--- Exercise task ---
Look through the records below and collect all lines that hold the string "frac".

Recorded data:

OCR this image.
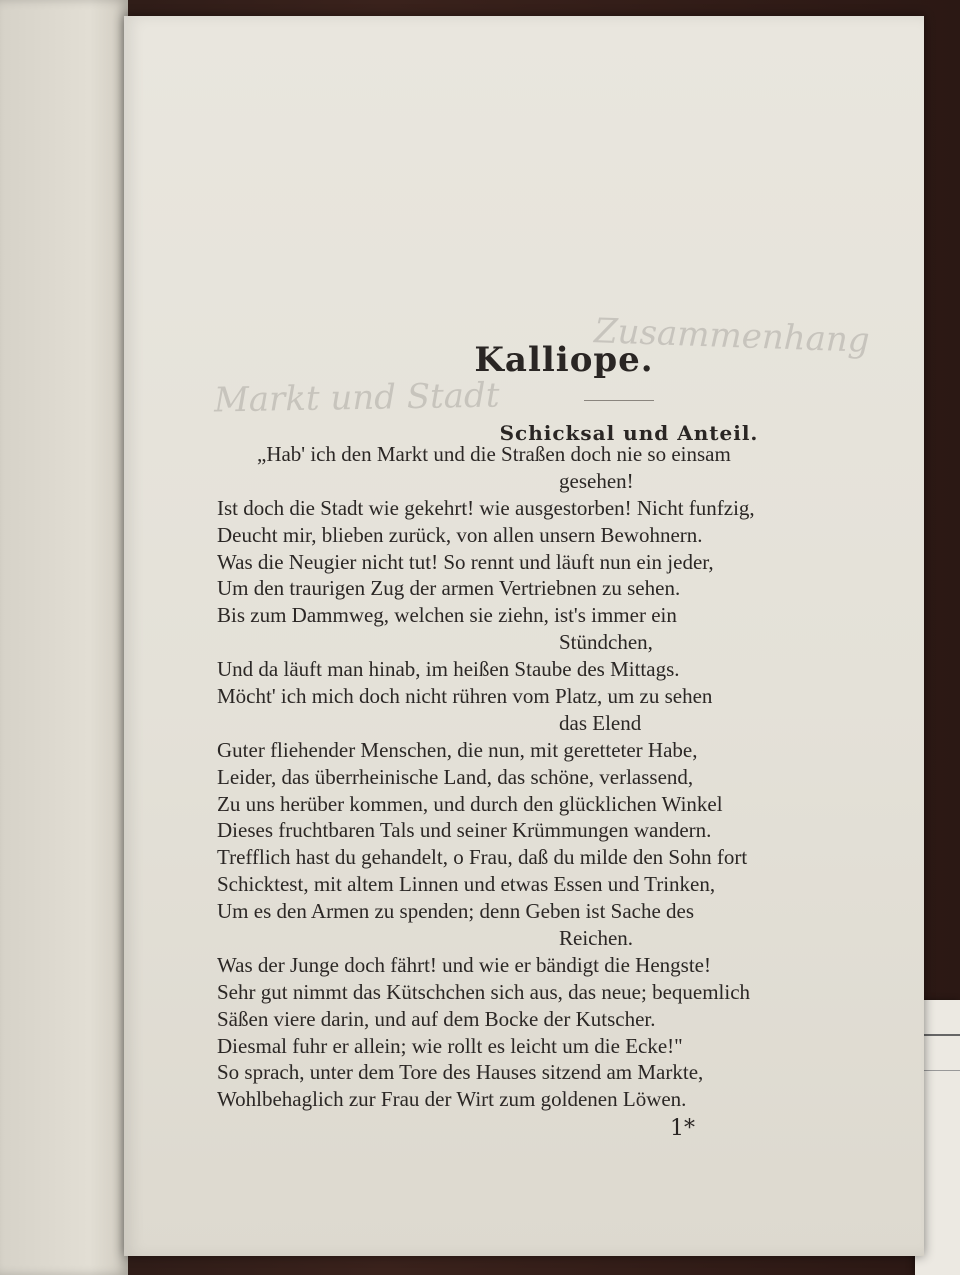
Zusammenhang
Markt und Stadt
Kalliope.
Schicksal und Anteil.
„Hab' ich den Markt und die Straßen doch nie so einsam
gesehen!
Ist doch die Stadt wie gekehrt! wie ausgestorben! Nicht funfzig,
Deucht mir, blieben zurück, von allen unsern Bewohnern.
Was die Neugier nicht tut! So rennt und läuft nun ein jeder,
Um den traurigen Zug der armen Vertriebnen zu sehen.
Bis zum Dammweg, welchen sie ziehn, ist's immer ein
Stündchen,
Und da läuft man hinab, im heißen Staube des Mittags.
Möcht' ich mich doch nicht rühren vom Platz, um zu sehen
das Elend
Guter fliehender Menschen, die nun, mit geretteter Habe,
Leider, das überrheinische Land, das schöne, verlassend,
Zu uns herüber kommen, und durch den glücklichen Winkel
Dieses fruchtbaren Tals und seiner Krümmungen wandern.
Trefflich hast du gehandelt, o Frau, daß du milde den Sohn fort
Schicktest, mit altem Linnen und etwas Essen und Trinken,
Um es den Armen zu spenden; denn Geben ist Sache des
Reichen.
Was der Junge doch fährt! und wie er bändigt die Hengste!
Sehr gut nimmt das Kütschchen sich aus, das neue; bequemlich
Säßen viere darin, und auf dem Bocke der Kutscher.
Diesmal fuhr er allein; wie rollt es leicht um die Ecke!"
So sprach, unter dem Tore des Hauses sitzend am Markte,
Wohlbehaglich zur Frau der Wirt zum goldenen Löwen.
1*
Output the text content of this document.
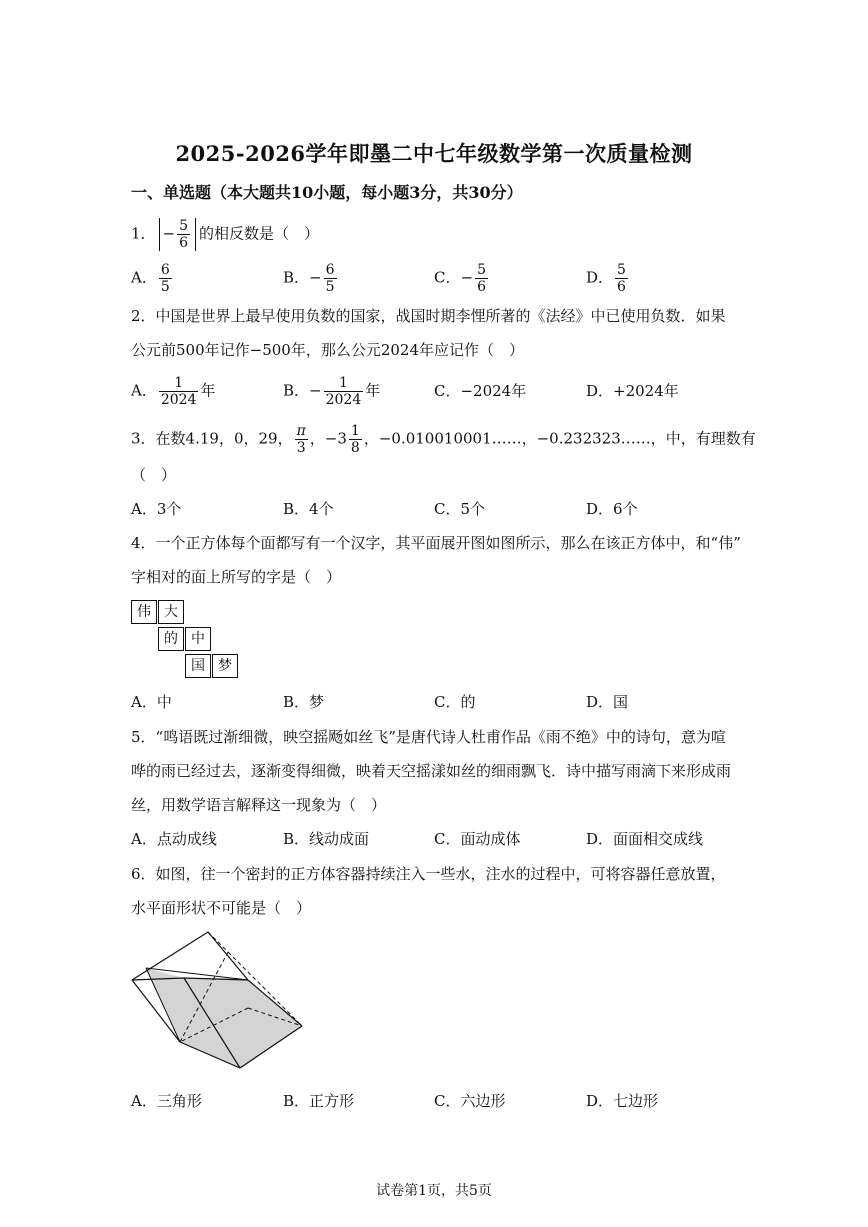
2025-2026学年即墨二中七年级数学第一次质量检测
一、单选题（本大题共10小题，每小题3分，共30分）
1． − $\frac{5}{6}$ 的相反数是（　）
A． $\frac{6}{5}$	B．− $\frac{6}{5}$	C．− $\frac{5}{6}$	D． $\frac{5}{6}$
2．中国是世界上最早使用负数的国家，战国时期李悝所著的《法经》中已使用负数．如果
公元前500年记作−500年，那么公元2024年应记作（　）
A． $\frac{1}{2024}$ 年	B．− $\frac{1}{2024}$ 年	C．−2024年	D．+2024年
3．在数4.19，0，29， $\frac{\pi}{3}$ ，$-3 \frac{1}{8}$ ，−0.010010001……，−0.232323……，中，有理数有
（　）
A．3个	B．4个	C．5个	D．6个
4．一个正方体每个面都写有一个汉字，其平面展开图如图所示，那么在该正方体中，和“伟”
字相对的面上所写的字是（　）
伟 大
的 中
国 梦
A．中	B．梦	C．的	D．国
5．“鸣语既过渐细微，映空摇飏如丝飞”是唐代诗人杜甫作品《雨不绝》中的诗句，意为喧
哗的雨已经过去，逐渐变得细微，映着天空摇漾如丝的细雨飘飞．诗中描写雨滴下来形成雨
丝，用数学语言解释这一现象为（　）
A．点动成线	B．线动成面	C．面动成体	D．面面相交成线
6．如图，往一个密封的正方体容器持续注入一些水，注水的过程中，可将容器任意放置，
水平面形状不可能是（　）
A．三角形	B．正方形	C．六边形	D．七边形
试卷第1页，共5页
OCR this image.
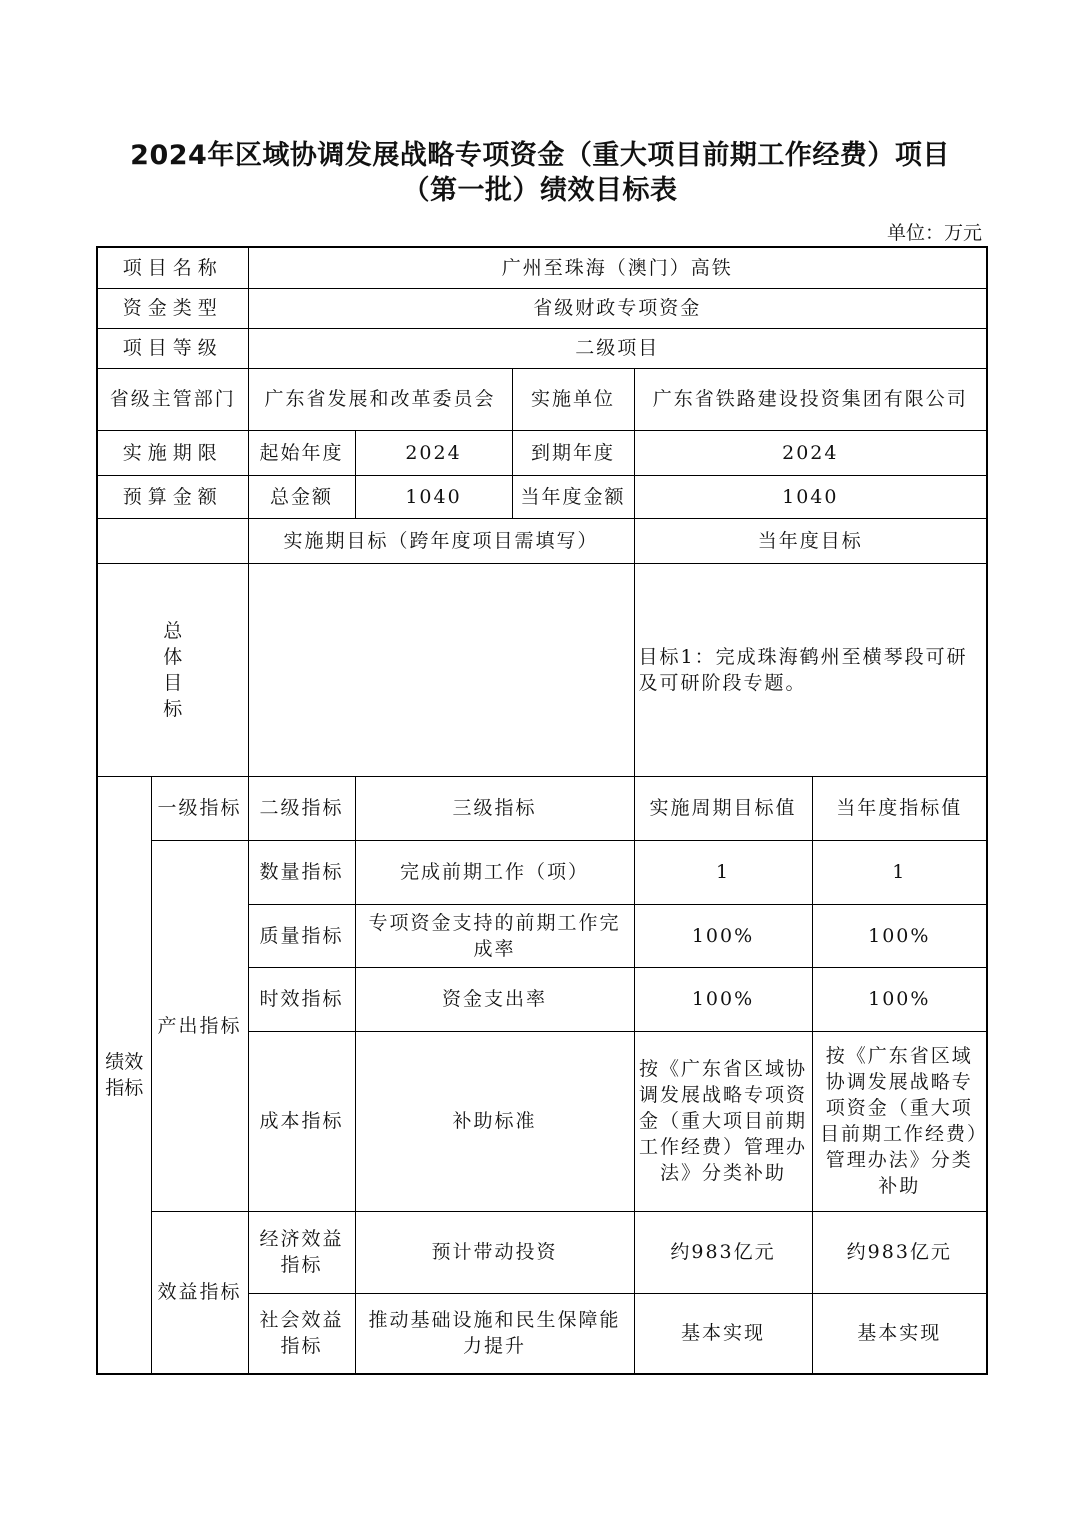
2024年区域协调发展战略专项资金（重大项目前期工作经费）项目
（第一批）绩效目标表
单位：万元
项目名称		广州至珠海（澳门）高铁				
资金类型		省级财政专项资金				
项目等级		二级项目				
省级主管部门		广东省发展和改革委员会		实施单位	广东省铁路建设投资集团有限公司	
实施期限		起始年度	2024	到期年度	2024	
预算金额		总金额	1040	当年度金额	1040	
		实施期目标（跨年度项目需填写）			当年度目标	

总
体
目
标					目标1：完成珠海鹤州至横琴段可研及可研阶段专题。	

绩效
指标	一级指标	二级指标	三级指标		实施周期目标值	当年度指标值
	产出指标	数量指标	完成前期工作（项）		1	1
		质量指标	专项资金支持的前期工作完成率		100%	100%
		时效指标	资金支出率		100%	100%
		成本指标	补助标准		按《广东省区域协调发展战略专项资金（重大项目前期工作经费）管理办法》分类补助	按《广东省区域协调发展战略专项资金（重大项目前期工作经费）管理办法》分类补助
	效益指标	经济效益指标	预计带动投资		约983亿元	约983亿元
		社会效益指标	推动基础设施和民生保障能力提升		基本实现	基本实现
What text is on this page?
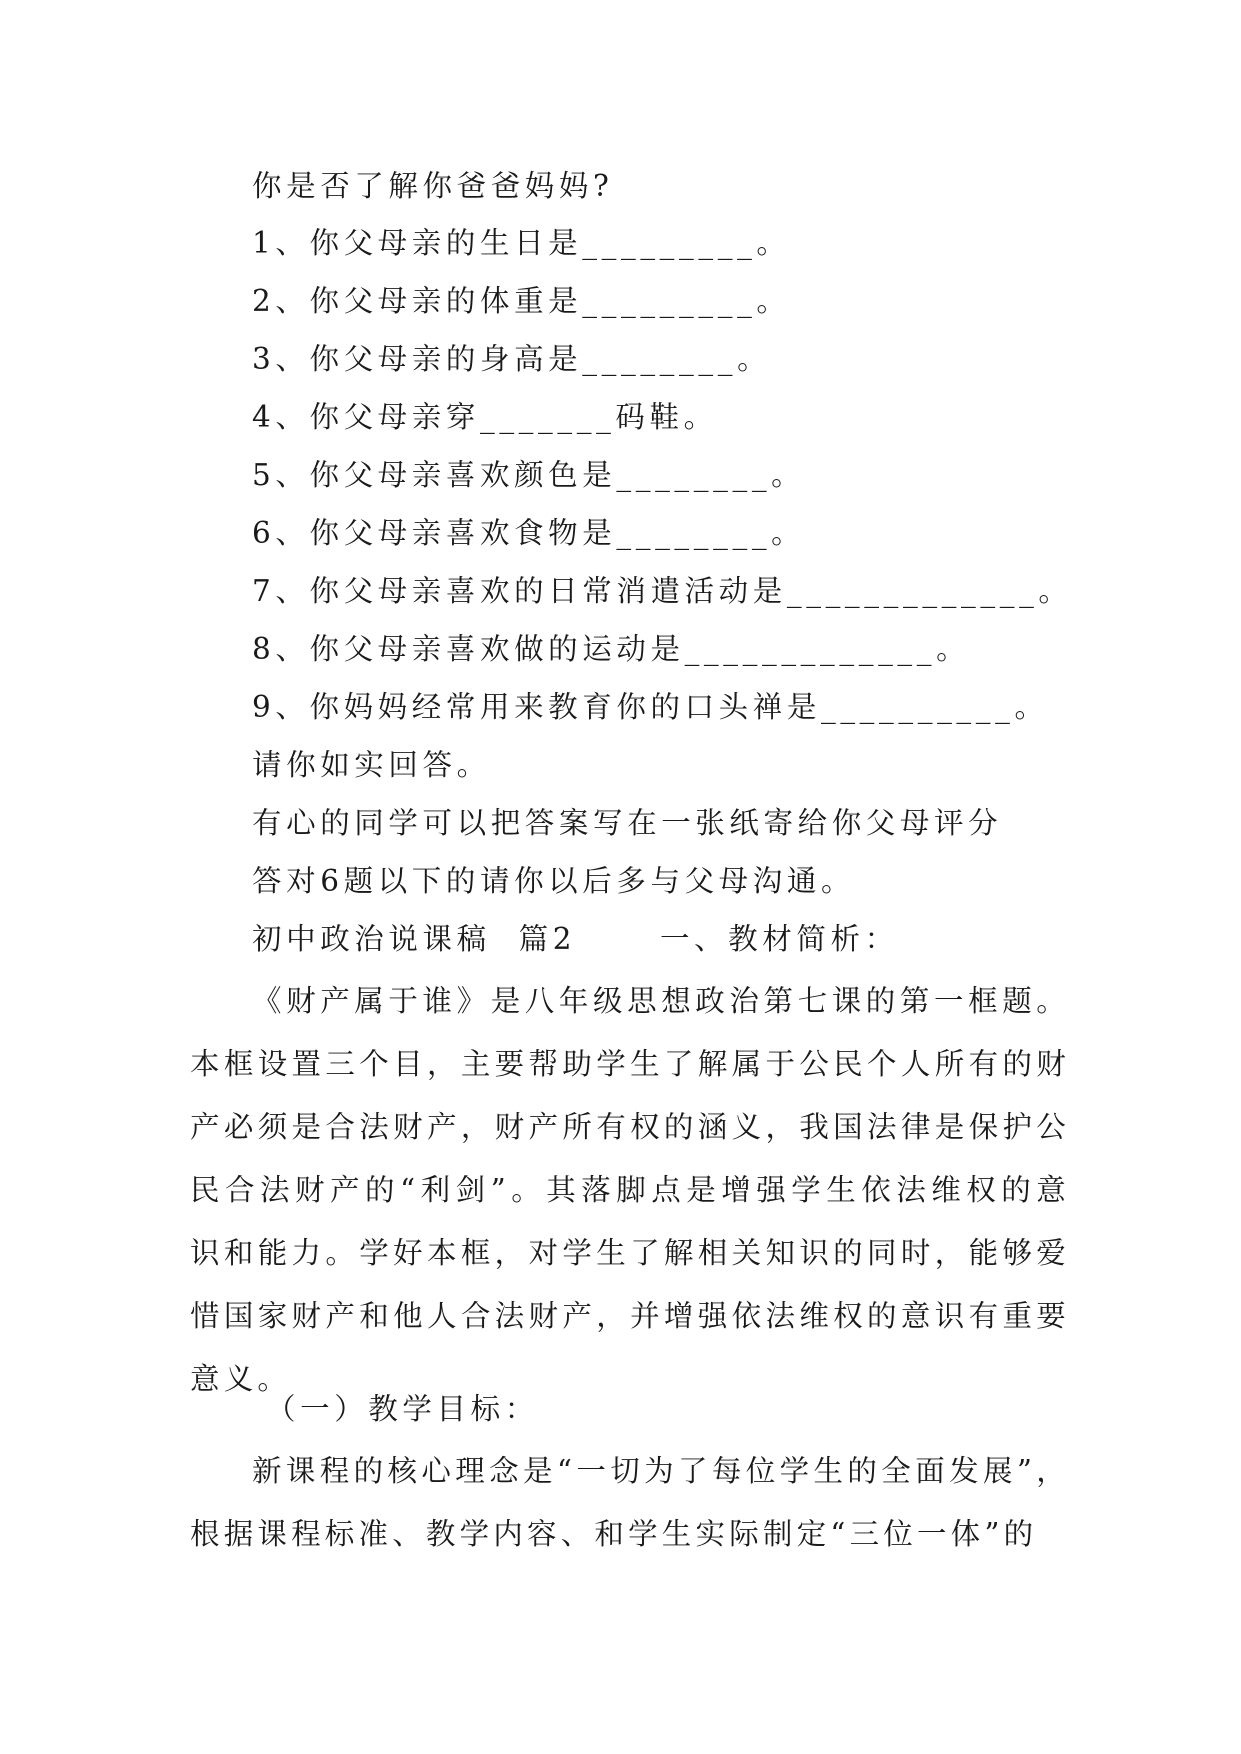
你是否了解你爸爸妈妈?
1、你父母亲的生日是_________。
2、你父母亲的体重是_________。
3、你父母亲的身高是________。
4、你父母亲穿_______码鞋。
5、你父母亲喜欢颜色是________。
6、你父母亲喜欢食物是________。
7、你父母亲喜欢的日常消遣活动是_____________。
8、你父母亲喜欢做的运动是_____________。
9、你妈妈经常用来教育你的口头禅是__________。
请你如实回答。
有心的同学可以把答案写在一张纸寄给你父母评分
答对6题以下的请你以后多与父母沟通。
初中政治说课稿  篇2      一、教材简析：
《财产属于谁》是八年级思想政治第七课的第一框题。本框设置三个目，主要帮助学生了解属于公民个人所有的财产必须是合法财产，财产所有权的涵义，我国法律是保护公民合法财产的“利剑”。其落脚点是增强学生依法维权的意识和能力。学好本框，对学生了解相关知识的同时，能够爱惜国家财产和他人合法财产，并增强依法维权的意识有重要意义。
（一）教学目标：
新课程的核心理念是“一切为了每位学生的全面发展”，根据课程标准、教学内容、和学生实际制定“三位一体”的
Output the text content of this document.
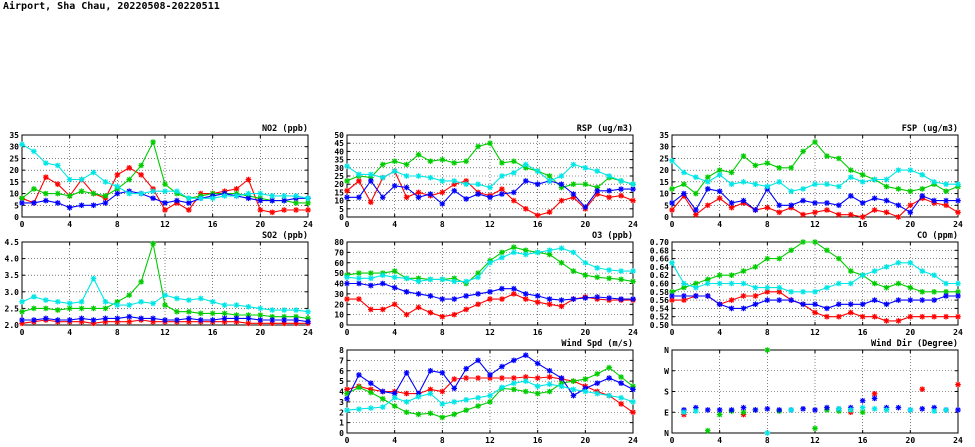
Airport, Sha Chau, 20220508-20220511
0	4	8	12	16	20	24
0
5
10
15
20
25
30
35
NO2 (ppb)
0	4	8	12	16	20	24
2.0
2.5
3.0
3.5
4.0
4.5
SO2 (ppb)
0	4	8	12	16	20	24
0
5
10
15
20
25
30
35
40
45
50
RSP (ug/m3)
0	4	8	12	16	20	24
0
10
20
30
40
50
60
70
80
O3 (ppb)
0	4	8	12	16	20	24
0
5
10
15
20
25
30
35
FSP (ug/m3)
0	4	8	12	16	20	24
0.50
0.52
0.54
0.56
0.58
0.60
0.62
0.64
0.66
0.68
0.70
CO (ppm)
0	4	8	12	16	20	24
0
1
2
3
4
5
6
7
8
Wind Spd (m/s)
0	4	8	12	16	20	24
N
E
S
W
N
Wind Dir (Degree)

--- Response ---
1． − $\frac{5}{6}$ 的相反数是（　）
A． $\frac{6}{5}$	B．− $\frac{6}{5}$	C．− $\frac{5}{6}$	D． $\frac{5}{6}$
A． $\frac{1}{2024}$ 年	B．− $\frac{1}{2024}$ 年	C．−2024年	D．+2024年
3．在数4.19，0，29， $\frac{\pi}{3}$ ，$-3 \frac{1}{8}$ ，−0.010010001……，−0.232323……，中，有理数有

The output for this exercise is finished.